Filter the listing and keep only the lines with the word "this".

## Exercise material
──────────
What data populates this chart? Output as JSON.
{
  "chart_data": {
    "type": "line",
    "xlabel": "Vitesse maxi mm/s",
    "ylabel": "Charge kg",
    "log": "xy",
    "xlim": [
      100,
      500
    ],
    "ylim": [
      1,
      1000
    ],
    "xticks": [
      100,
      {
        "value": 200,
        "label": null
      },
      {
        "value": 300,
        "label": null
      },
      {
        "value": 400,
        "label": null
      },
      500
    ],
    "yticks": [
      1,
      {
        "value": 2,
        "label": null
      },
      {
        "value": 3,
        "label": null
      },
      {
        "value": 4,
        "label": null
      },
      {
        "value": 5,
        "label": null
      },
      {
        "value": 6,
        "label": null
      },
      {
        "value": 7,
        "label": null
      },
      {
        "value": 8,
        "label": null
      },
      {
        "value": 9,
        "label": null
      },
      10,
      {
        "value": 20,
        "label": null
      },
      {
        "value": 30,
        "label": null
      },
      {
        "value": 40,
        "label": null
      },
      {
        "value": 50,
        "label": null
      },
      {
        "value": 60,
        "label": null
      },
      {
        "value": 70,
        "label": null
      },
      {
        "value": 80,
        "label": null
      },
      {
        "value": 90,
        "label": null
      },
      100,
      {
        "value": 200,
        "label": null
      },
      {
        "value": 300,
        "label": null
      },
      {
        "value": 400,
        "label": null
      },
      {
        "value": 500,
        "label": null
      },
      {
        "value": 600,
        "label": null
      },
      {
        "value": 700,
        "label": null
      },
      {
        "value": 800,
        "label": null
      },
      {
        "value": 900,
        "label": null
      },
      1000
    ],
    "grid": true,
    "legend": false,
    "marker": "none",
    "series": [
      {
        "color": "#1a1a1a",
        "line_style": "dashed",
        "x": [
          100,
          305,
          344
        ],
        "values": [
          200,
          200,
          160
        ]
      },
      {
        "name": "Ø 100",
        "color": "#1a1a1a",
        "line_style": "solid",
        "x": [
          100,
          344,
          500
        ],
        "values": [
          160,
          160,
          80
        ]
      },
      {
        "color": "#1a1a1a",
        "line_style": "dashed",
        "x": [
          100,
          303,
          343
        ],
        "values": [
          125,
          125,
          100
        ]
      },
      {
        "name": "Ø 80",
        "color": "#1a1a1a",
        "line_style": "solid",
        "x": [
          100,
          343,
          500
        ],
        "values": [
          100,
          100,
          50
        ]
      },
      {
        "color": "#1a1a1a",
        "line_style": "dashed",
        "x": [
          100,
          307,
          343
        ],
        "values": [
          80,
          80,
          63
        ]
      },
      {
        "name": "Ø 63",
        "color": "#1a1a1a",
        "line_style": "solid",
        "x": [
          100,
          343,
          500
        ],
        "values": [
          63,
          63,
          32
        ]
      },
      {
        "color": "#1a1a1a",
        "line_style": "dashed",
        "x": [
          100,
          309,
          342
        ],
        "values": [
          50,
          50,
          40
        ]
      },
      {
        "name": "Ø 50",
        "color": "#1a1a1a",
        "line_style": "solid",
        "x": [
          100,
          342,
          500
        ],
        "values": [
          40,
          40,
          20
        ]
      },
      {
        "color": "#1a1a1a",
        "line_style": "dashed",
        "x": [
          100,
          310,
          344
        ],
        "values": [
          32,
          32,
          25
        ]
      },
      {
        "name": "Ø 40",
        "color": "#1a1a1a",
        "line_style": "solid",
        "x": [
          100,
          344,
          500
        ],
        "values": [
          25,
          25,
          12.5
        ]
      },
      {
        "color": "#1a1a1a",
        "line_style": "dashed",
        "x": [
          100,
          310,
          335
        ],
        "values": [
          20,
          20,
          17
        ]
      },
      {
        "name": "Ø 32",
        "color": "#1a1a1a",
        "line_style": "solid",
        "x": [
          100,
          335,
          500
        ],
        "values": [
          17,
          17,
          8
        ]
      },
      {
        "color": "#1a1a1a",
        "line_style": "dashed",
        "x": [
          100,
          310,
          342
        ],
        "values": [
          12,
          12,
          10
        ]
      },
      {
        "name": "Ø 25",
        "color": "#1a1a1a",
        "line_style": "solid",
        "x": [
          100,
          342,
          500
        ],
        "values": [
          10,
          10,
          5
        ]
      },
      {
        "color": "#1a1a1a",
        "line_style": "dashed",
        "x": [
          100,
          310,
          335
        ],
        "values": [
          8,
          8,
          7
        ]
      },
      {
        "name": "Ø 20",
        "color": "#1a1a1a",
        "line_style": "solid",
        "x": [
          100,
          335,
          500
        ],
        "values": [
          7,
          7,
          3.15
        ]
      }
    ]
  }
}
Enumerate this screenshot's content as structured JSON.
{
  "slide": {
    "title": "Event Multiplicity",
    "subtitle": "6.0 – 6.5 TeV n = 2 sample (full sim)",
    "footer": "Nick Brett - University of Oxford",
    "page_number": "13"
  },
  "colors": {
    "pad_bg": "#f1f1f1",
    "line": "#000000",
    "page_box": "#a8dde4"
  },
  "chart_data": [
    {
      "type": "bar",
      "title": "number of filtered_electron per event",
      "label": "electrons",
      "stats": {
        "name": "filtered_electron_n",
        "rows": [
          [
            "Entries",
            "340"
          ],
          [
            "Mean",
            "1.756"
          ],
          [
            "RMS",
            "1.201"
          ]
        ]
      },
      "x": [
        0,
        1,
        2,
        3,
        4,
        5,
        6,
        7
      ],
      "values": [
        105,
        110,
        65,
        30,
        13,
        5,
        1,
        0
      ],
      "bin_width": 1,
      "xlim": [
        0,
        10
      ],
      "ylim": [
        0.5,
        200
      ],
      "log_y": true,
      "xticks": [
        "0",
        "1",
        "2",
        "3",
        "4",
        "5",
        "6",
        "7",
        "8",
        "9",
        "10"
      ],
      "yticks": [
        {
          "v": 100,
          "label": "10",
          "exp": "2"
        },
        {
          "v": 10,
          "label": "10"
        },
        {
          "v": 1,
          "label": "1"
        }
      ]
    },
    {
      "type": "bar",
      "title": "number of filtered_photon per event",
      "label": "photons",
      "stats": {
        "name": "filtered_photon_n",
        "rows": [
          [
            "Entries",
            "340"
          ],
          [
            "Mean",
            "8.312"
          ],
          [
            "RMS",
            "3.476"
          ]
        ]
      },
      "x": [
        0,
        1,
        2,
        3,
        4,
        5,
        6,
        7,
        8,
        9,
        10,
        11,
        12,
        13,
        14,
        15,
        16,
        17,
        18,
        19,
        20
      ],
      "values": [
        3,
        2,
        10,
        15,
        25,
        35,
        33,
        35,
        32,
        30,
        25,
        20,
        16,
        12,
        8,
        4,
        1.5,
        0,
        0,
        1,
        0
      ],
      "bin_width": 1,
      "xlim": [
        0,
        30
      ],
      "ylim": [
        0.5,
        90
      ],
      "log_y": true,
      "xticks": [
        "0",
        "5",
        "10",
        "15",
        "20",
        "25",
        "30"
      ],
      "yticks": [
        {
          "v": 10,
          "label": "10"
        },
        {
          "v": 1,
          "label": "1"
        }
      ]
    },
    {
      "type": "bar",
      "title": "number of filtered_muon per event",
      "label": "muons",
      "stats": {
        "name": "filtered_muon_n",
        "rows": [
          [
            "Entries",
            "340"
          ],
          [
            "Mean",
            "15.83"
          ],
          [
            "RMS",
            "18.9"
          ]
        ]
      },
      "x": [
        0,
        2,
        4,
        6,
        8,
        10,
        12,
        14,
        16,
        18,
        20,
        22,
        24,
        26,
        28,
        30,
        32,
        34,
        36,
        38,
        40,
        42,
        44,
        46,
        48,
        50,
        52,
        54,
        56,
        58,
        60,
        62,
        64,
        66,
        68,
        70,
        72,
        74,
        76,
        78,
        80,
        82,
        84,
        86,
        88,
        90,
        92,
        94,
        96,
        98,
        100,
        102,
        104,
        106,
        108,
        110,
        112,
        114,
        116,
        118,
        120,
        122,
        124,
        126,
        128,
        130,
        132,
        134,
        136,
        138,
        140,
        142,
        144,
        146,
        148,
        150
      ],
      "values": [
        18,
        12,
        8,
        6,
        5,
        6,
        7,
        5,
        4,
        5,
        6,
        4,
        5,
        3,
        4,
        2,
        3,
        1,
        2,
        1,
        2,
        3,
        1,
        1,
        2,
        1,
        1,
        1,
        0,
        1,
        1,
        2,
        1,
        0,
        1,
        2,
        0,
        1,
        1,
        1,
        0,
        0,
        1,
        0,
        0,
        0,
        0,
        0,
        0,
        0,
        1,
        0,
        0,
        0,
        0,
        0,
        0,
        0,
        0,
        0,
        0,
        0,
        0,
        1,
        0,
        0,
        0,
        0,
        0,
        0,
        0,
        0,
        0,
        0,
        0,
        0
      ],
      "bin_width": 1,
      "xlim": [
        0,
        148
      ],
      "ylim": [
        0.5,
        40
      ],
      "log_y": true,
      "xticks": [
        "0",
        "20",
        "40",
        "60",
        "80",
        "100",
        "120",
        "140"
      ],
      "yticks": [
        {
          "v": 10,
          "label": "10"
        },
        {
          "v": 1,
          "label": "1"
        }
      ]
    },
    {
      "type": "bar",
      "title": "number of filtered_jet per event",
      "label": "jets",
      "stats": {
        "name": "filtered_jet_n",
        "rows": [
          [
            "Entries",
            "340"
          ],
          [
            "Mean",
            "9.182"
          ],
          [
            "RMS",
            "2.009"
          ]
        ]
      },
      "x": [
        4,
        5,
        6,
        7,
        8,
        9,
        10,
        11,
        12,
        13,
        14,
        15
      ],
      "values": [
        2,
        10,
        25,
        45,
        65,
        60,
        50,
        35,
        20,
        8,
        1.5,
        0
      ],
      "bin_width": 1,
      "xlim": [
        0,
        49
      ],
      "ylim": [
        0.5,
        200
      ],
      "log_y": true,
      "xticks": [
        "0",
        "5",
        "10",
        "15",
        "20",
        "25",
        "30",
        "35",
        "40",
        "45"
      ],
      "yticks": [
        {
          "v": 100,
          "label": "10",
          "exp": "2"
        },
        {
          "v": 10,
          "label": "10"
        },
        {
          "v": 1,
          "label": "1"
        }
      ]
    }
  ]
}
──────────
## Output below
What data populates this chart? Output as JSON.
Enumerate this screenshot's content as structured JSON.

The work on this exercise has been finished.